begin PASSAGE GIVEN

Forums

Home / Forums

You need to log in to create posts and topics. Login · Register

Mellanox Infiniband ConnectX-2 VPI native support

Hello All,

WARNING: long-winded post follows, the author is a tad sadistic with his word bloat and chooses to inflict ocular pain in the following manner.

 

Before we start, a quote from PetaSAN-Admin: "PetaSAN does not support Infiniband." In this I infer that the group does not support Infiniband and have taken this to task. After acquiring the headers for another set of drivers I needed to compile, I decided to try getting Infiniband working for my setup. BY FOLLOWING THIS POSTS INSTRUCTIONS, YOU ACCEPT ALL RESPONSIBILITY FOR ANY DAMAGES THAT OCCUR AND HOLD ME BLAMELESS OF ALL LIABILITY. (sorry, required disclaimer to cover my butt incase someone bricks a card/system/etc.)

I thought I would share with you on how to get your ConnectX-2 VPI cards/ports working in PetaSAN 1.5.0 Your cards must be running the latest 2.9.x Mellanox firmware and not the HP/Dell/Other firmwares. These OEM firmwares have issues with compatibility, both in the drivers and with fabric devices. It is best to just take the time and flash the cards to the Mellanox firmware. They have a wonderful how-to on their site and there are several on Google that though are dated for the ConnectX-1 cards, still work for the newer cards. The correct firmware to download depends on the actual card and not what it reports to the OS. You must use mstflint to get the correct information to get the correct replacement firmware. WARNING: THIS PROCESS CAN BRICK YOUR CARD and I assume no liability nor responsibility for your actions in this regard. If you want I can flash your cards for you, but I do this on request only so PM me.

end PASSAGE GIVEN

### [WORK TO BE COMPLETED]
Please reproduce, word for word, the section of the ConnectX-2 forum post above that begins with the words containing "Mellanox Infiniband ConnectX-2" and ends with "bricks a card/system/etc.)". The material after this point comes from a different source.

begin RECORDED INFORMATION

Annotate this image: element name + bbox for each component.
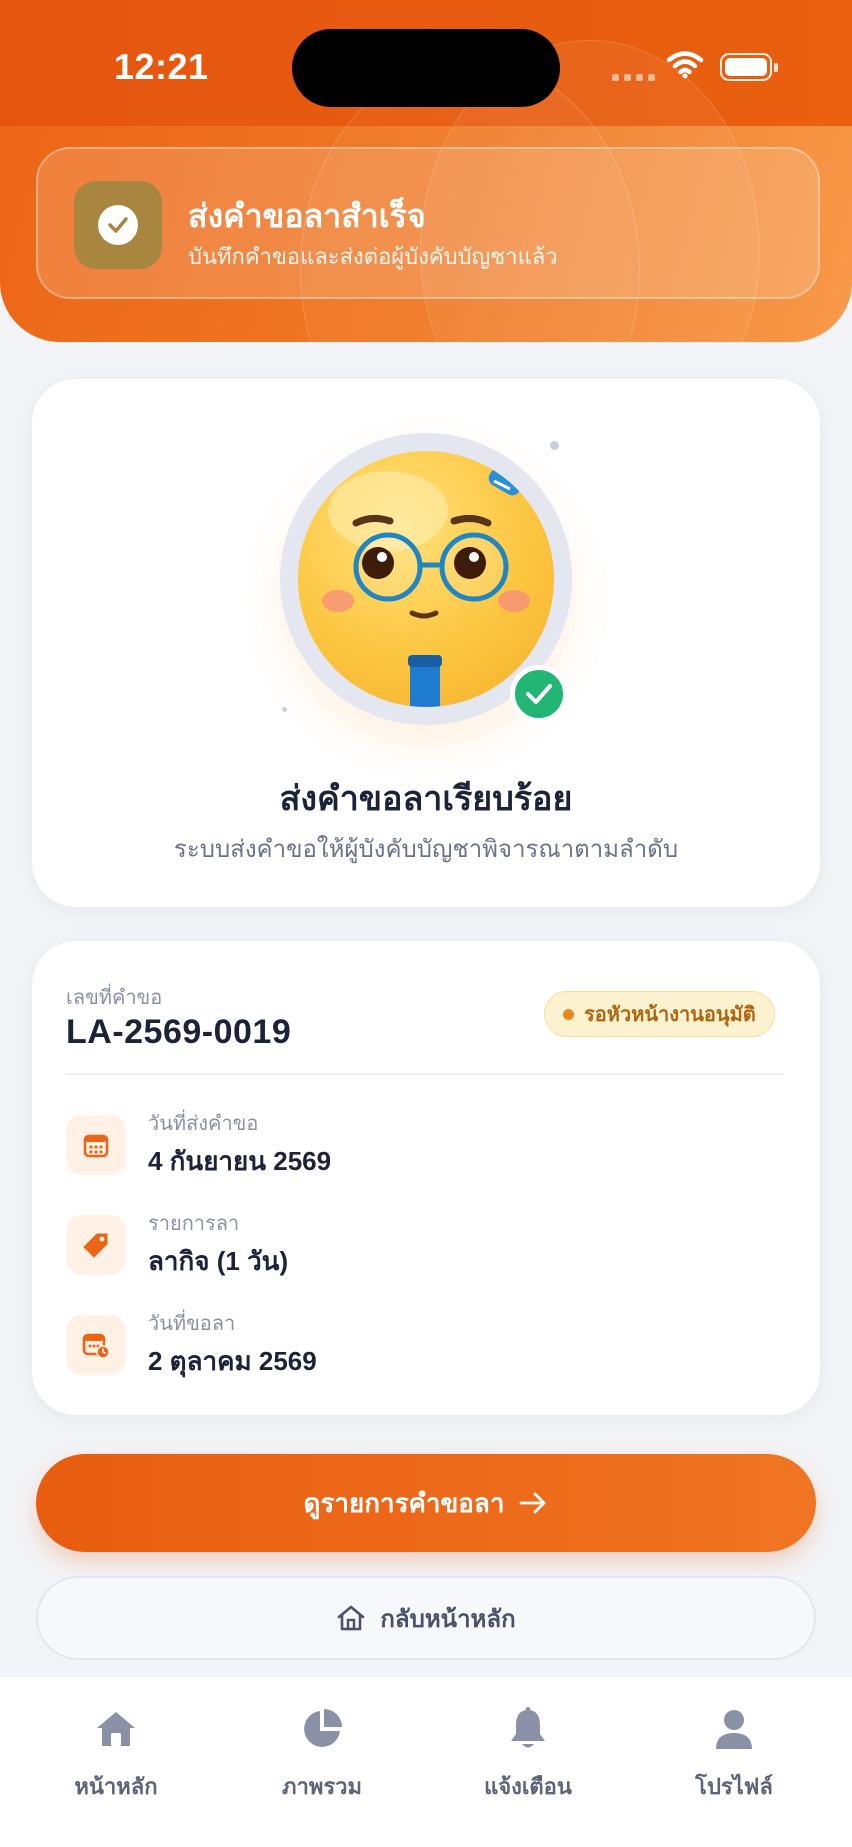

end RECORDED INFORMATION

### [TASK ANSWER]
Mellanox Infiniband ConnectX-2 VPI native support

Hello All,

WARNING: long-winded post follows, the author is a tad sadistic with his word bloat and chooses to inflict ocular pain in the following manner.

 

Before we start, a quote from PetaSAN-Admin: "PetaSAN does not support Infiniband." In this I infer that the group does not support Infiniband and have taken this to task. After acquiring the headers for another set of drivers I needed to compile, I decided to try getting Infiniband working for my setup. BY FOLLOWING THIS POSTS INSTRUCTIONS, YOU ACCEPT ALL RESPONSIBILITY FOR ANY DAMAGES THAT OCCUR AND HOLD ME BLAMELESS OF ALL LIABILITY. (sorry, required disclaimer to cover my butt incase someone bricks a card/system/etc.)